SUPPLIED DATA ::
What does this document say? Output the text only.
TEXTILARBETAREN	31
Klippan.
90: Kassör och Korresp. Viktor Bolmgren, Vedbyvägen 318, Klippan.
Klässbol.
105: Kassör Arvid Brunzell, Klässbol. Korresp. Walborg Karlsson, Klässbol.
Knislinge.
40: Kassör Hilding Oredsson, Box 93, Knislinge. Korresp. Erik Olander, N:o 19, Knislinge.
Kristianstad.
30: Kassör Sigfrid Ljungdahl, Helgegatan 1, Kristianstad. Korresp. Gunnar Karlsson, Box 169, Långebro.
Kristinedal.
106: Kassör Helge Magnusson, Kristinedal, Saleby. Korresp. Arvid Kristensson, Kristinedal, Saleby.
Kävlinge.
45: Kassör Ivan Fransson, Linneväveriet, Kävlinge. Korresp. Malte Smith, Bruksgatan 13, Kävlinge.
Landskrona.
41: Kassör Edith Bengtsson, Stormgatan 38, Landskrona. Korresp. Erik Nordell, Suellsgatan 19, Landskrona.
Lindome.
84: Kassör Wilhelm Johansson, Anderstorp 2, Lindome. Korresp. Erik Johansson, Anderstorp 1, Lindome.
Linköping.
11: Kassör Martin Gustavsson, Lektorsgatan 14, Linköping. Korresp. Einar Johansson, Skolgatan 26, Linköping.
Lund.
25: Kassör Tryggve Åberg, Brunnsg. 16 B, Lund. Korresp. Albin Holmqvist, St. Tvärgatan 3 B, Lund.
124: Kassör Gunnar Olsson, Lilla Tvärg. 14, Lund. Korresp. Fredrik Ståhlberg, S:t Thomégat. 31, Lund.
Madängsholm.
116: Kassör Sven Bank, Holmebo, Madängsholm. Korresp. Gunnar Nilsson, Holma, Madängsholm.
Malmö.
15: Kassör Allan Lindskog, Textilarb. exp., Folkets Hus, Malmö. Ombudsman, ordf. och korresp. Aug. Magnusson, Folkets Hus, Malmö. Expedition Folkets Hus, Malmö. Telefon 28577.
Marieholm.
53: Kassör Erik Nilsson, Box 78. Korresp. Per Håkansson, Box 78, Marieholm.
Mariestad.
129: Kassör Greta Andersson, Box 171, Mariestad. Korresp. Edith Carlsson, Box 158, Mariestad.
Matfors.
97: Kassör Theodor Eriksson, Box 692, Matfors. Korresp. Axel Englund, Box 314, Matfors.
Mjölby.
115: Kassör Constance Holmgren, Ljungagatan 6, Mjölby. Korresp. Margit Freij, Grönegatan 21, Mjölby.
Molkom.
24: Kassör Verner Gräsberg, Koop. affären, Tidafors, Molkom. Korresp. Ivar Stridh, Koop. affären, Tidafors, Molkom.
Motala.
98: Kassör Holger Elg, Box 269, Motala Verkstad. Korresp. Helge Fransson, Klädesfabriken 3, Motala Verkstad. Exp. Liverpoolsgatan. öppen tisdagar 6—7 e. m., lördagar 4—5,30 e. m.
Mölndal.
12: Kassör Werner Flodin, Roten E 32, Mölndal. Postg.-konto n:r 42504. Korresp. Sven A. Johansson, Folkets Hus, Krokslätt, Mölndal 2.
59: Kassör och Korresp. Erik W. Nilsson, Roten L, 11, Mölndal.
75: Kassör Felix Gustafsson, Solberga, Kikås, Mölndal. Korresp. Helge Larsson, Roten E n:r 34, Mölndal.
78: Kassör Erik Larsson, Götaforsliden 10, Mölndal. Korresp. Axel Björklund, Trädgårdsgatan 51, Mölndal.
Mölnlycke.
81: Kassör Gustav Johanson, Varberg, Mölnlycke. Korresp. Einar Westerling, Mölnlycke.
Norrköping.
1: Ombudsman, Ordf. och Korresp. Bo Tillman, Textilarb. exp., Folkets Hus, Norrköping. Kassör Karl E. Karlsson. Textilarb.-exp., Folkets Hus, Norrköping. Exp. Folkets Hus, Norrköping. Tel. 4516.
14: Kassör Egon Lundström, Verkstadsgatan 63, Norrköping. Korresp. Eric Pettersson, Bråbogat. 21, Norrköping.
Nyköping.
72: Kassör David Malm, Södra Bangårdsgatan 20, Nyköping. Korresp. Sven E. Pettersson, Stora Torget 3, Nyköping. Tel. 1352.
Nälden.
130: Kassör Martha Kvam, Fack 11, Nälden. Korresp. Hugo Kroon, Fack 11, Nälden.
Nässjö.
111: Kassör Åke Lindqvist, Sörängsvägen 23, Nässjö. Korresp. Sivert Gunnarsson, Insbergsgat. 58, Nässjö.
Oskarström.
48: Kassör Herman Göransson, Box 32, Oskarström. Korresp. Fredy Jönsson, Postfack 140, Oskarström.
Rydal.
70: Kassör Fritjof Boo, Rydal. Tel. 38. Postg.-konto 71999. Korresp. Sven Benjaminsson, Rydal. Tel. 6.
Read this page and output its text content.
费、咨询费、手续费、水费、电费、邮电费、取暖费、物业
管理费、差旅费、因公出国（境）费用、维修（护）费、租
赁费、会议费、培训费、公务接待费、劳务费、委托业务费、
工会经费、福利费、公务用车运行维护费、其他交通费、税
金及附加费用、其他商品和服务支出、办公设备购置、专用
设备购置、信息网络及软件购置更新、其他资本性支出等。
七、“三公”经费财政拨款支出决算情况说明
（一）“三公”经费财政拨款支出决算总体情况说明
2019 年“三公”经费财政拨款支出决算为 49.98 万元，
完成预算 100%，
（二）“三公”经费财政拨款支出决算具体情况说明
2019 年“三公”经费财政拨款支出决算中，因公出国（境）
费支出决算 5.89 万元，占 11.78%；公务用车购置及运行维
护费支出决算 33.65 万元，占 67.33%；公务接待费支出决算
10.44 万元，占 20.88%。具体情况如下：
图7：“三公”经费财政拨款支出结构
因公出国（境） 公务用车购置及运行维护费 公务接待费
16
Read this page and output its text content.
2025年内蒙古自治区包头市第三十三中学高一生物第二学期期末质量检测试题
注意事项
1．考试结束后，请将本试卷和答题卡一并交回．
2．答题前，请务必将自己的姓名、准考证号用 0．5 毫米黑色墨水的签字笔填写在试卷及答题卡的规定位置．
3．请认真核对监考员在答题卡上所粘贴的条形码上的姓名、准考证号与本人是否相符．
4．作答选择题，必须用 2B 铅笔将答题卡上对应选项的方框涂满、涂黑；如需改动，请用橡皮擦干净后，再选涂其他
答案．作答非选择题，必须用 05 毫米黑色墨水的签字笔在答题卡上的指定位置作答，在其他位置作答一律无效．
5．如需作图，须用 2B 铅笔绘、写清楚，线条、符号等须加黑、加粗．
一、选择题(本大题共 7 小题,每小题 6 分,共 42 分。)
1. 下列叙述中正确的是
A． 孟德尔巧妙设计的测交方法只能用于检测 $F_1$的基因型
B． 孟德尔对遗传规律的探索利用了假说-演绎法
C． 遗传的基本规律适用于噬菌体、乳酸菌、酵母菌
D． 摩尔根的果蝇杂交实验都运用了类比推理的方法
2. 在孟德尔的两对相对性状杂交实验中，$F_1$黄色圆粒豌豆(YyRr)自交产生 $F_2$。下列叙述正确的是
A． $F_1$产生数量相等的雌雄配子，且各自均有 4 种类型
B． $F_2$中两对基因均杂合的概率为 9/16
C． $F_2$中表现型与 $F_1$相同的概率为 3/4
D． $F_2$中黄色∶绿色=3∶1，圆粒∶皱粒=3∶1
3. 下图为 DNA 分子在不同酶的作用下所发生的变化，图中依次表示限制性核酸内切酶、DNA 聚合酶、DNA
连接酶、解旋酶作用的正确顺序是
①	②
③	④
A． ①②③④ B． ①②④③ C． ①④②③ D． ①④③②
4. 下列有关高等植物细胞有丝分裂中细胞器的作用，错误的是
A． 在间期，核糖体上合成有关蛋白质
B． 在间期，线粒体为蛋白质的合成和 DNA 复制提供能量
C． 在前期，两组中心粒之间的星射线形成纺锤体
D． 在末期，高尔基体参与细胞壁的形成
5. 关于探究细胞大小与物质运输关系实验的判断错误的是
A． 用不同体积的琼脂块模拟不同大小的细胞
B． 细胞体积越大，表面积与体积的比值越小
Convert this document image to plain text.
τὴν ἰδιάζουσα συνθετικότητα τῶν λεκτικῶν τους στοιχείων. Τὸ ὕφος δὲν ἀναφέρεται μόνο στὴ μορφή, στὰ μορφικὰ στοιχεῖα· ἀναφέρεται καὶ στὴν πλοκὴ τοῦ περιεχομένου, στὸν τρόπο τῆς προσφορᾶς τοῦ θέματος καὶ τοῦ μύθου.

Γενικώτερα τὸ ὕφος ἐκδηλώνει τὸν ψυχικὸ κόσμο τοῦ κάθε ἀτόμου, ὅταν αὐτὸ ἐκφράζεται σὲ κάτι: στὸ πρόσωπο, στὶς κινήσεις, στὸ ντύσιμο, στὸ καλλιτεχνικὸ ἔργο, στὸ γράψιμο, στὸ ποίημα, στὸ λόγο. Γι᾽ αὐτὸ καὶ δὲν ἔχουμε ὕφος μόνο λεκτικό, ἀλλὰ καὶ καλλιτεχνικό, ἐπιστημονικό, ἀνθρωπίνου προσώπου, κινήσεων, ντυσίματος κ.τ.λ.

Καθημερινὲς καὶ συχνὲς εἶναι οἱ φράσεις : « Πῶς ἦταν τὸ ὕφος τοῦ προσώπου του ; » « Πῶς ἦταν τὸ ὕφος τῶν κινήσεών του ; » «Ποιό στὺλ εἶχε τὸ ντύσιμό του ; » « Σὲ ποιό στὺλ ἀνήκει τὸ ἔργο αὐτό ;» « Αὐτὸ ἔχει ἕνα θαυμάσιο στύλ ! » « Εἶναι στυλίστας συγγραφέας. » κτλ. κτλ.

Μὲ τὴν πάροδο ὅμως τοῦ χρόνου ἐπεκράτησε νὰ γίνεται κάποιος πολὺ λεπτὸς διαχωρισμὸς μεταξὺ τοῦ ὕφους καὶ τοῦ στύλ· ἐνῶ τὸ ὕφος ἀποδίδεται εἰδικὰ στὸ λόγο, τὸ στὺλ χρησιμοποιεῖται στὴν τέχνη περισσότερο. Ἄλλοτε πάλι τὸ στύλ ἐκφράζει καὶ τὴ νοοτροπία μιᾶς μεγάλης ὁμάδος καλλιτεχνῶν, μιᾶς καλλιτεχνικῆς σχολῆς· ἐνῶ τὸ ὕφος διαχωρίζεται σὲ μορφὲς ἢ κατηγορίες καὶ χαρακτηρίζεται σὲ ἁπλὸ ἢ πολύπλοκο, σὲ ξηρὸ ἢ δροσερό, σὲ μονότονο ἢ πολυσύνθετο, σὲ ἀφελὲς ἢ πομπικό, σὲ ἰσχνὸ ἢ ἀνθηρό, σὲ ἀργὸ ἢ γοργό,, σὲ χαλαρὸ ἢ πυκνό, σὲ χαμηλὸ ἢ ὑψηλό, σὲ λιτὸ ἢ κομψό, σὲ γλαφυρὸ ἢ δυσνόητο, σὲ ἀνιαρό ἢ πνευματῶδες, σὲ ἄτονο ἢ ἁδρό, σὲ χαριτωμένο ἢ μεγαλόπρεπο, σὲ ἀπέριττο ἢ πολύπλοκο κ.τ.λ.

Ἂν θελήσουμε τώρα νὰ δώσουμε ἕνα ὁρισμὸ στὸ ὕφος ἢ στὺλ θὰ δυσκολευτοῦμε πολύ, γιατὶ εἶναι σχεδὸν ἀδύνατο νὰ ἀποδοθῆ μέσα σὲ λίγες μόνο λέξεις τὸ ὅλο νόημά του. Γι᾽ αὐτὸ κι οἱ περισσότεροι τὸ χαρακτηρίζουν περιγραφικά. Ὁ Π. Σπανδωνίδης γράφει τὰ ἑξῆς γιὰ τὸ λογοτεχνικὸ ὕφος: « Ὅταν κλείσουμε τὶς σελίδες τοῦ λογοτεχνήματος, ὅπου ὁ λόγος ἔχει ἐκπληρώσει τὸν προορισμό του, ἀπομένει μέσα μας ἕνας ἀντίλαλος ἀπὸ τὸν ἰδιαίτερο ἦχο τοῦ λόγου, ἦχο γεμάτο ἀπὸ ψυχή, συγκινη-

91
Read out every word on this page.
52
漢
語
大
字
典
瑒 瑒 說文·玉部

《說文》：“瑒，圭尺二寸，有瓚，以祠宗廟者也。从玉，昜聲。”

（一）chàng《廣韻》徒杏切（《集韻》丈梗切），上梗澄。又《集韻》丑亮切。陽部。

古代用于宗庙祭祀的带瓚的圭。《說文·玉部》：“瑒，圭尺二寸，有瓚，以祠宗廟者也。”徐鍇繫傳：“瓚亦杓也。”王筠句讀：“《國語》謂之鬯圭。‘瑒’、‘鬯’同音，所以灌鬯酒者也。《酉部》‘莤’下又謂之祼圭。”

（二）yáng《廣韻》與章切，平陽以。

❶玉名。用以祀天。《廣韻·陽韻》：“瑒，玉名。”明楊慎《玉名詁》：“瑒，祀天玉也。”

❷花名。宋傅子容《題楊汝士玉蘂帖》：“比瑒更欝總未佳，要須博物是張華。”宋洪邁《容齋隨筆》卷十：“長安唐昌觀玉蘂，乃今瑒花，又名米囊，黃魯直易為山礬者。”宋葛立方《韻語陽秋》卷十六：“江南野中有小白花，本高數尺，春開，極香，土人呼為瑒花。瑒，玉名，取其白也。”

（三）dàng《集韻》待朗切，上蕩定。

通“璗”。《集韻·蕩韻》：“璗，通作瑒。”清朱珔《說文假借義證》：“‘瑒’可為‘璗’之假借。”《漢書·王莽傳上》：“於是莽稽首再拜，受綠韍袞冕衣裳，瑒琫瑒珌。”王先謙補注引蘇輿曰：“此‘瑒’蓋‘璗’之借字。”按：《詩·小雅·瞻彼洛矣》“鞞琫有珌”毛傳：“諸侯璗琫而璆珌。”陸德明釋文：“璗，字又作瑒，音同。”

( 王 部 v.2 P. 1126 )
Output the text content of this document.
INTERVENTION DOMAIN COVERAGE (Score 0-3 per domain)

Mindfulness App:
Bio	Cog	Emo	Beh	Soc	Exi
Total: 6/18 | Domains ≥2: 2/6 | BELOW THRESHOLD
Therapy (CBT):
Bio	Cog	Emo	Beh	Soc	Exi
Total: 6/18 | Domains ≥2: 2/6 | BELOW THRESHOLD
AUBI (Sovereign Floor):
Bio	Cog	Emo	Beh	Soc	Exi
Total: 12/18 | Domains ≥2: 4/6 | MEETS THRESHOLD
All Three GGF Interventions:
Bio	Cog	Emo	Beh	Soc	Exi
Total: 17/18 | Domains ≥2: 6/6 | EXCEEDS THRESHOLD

WRITTEN TASK ::
How many lines in the records above hold the word "this"? Give only the number.

THE RESPONSE ::
6